# start of DATA TO USE

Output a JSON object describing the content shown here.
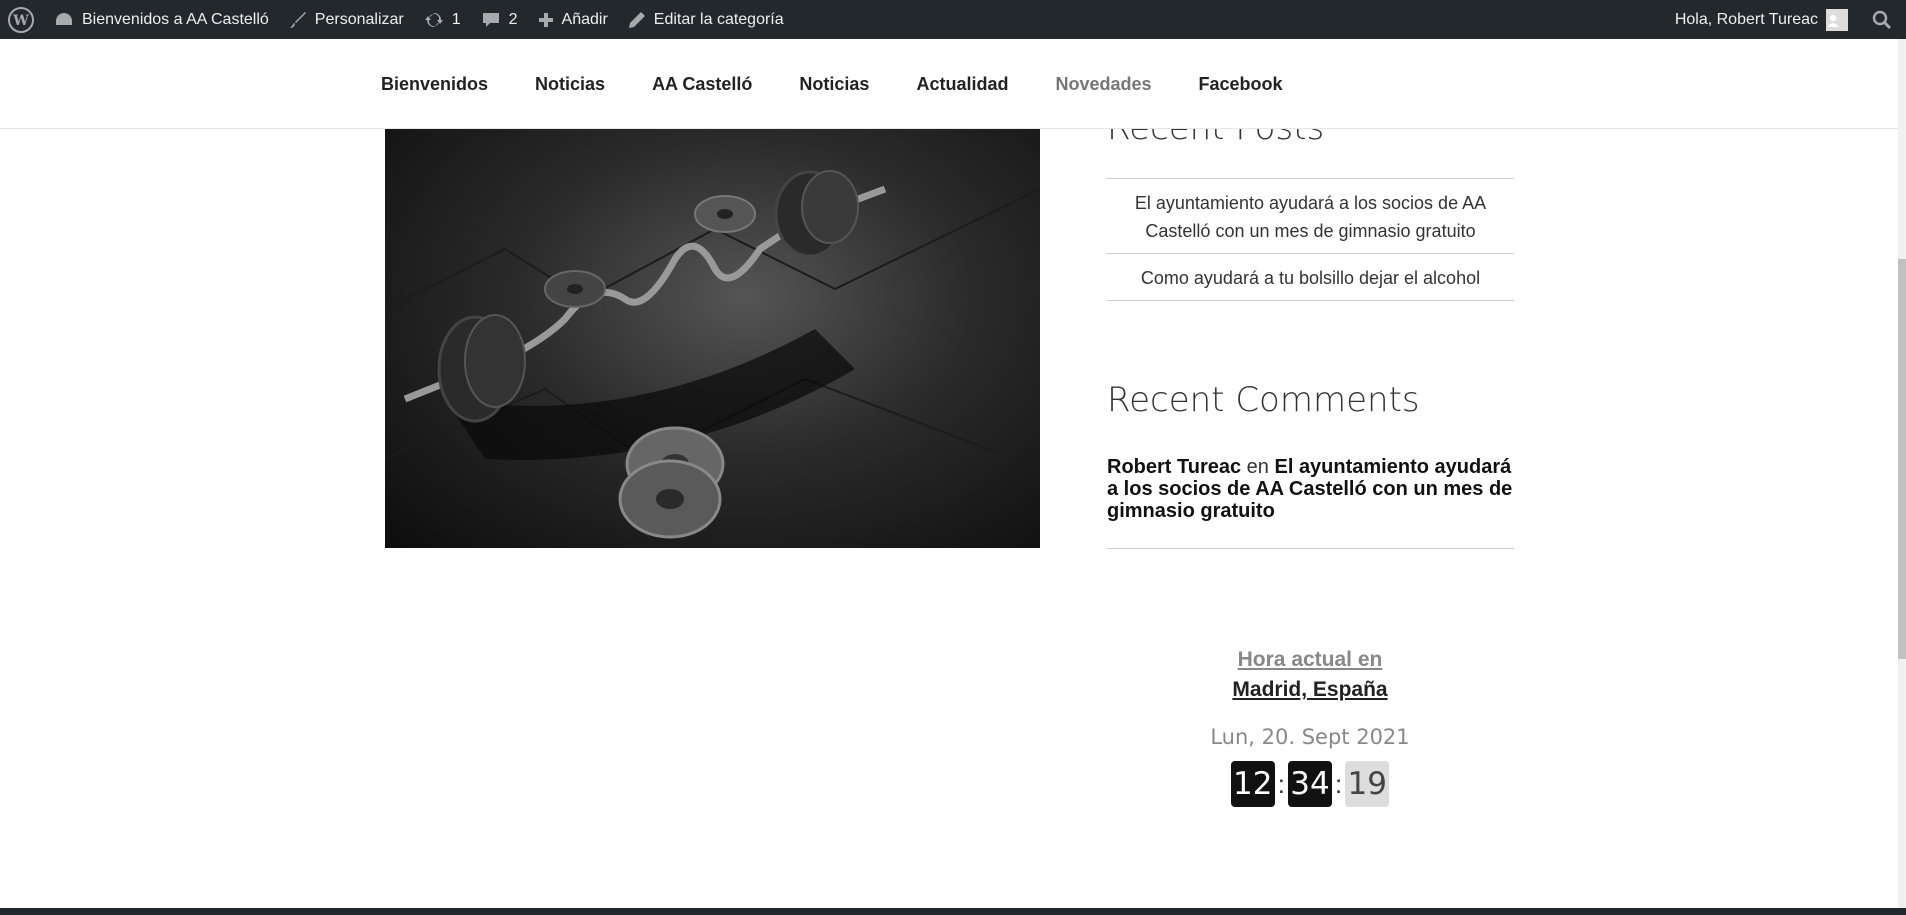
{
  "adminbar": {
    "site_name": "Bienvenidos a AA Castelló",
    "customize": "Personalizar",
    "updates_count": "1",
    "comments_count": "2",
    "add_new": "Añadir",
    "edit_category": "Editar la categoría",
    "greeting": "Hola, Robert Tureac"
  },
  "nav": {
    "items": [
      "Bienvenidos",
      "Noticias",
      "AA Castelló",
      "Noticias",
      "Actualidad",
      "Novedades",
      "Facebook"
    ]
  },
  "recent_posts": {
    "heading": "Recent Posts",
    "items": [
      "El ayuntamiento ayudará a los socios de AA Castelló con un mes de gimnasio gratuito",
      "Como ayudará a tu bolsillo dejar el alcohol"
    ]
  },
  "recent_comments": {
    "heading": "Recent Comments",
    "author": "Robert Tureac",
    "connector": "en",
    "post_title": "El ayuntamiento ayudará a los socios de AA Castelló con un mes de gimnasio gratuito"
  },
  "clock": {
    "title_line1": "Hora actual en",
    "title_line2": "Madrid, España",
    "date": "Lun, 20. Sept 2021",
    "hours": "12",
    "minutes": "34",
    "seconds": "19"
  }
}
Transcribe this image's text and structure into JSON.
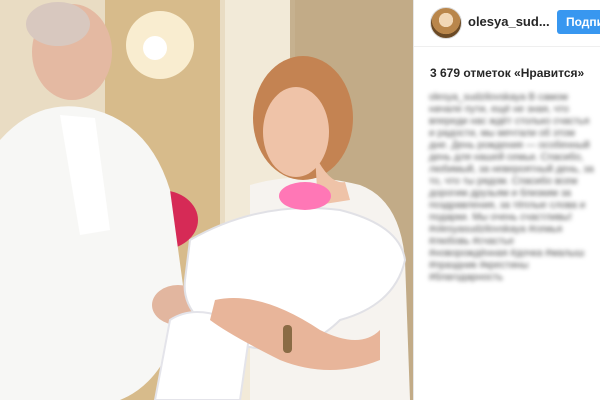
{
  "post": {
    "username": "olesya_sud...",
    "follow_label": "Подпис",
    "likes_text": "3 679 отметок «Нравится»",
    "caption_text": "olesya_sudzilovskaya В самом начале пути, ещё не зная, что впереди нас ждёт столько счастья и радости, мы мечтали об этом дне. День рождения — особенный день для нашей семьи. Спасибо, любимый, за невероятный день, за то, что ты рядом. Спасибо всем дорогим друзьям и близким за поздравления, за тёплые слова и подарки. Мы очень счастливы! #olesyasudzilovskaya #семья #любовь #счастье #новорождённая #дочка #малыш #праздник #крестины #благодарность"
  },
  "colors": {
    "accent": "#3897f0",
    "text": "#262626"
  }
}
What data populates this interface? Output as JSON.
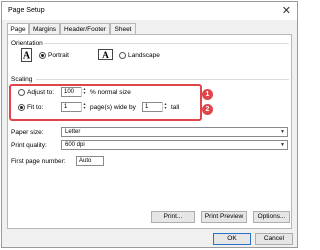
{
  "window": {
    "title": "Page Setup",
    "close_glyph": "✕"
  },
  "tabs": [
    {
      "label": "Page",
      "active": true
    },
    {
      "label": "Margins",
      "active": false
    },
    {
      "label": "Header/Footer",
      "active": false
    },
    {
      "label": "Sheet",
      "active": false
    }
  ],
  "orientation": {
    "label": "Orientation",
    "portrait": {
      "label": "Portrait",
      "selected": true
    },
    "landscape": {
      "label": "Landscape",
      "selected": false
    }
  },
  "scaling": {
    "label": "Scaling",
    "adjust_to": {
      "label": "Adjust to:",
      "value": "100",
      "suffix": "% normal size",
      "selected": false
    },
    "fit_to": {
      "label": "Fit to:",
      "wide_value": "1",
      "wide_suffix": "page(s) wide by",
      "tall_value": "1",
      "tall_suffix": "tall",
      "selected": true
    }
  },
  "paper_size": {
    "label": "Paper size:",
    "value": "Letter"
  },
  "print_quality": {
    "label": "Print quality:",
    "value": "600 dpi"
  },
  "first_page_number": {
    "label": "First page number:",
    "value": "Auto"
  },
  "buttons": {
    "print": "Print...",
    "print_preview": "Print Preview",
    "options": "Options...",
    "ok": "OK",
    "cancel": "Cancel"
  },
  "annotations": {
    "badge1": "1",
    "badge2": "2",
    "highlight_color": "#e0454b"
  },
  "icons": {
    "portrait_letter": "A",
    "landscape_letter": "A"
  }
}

# end of DATA TO USE

*PROBLEM*
Reproduce each record from above exactly; pictures do not belong in the copy.

*COMPLETE ANSWER*
Output a JSON object describing the content shown here.
{
  "adminbar": {
    "site_name": "Bienvenidos a AA Castelló",
    "customize": "Personalizar",
    "updates_count": "1",
    "comments_count": "2",
    "add_new": "Añadir",
    "edit_category": "Editar la categoría",
    "greeting": "Hola, Robert Tureac"
  },
  "nav": {
    "items": [
      "Bienvenidos",
      "Noticias",
      "AA Castelló",
      "Noticias",
      "Actualidad",
      "Novedades",
      "Facebook"
    ]
  },
  "recent_posts": {
    "heading": "Recent Posts",
    "items": [
      "El ayuntamiento ayudará a los socios de AA Castelló con un mes de gimnasio gratuito",
      "Como ayudará a tu bolsillo dejar el alcohol"
    ]
  },
  "recent_comments": {
    "heading": "Recent Comments",
    "author": "Robert Tureac",
    "connector": "en",
    "post_title": "El ayuntamiento ayudará a los socios de AA Castelló con un mes de gimnasio gratuito"
  },
  "clock": {
    "title_line1": "Hora actual en",
    "title_line2": "Madrid, España",
    "date": "Lun, 20. Sept 2021",
    "hours": "12",
    "minutes": "34",
    "seconds": "19"
  }
}
Transcribe this image's text and structure into JSON.
{
  "post": {
    "username": "olesya_sud...",
    "follow_label": "Подпис",
    "likes_text": "3 679 отметок «Нравится»",
    "caption_text": "olesya_sudzilovskaya В самом начале пути, ещё не зная, что впереди нас ждёт столько счастья и радости, мы мечтали об этом дне. День рождения — особенный день для нашей семьи. Спасибо, любимый, за невероятный день, за то, что ты рядом. Спасибо всем дорогим друзьям и близким за поздравления, за тёплые слова и подарки. Мы очень счастливы! #olesyasudzilovskaya #семья #любовь #счастье #новорождённая #дочка #малыш #праздник #крестины #благодарность"
  },
  "colors": {
    "accent": "#3897f0",
    "text": "#262626"
  }
}
What data populates this interface? Output as JSON.
{
  "window": {
    "title": "Page Setup",
    "close_glyph": "✕"
  },
  "tabs": [
    {
      "label": "Page",
      "active": true
    },
    {
      "label": "Margins",
      "active": false
    },
    {
      "label": "Header/Footer",
      "active": false
    },
    {
      "label": "Sheet",
      "active": false
    }
  ],
  "orientation": {
    "label": "Orientation",
    "portrait": {
      "label": "Portrait",
      "selected": true
    },
    "landscape": {
      "label": "Landscape",
      "selected": false
    }
  },
  "scaling": {
    "label": "Scaling",
    "adjust_to": {
      "label": "Adjust to:",
      "value": "100",
      "suffix": "% normal size",
      "selected": false
    },
    "fit_to": {
      "label": "Fit to:",
      "wide_value": "1",
      "wide_suffix": "page(s) wide by",
      "tall_value": "1",
      "tall_suffix": "tall",
      "selected": true
    }
  },
  "paper_size": {
    "label": "Paper size:",
    "value": "Letter"
  },
  "print_quality": {
    "label": "Print quality:",
    "value": "600 dpi"
  },
  "first_page_number": {
    "label": "First page number:",
    "value": "Auto"
  },
  "buttons": {
    "print": "Print...",
    "print_preview": "Print Preview",
    "options": "Options...",
    "ok": "OK",
    "cancel": "Cancel"
  },
  "annotations": {
    "badge1": "1",
    "badge2": "2",
    "highlight_color": "#e0454b"
  },
  "icons": {
    "portrait_letter": "A",
    "landscape_letter": "A"
  }
}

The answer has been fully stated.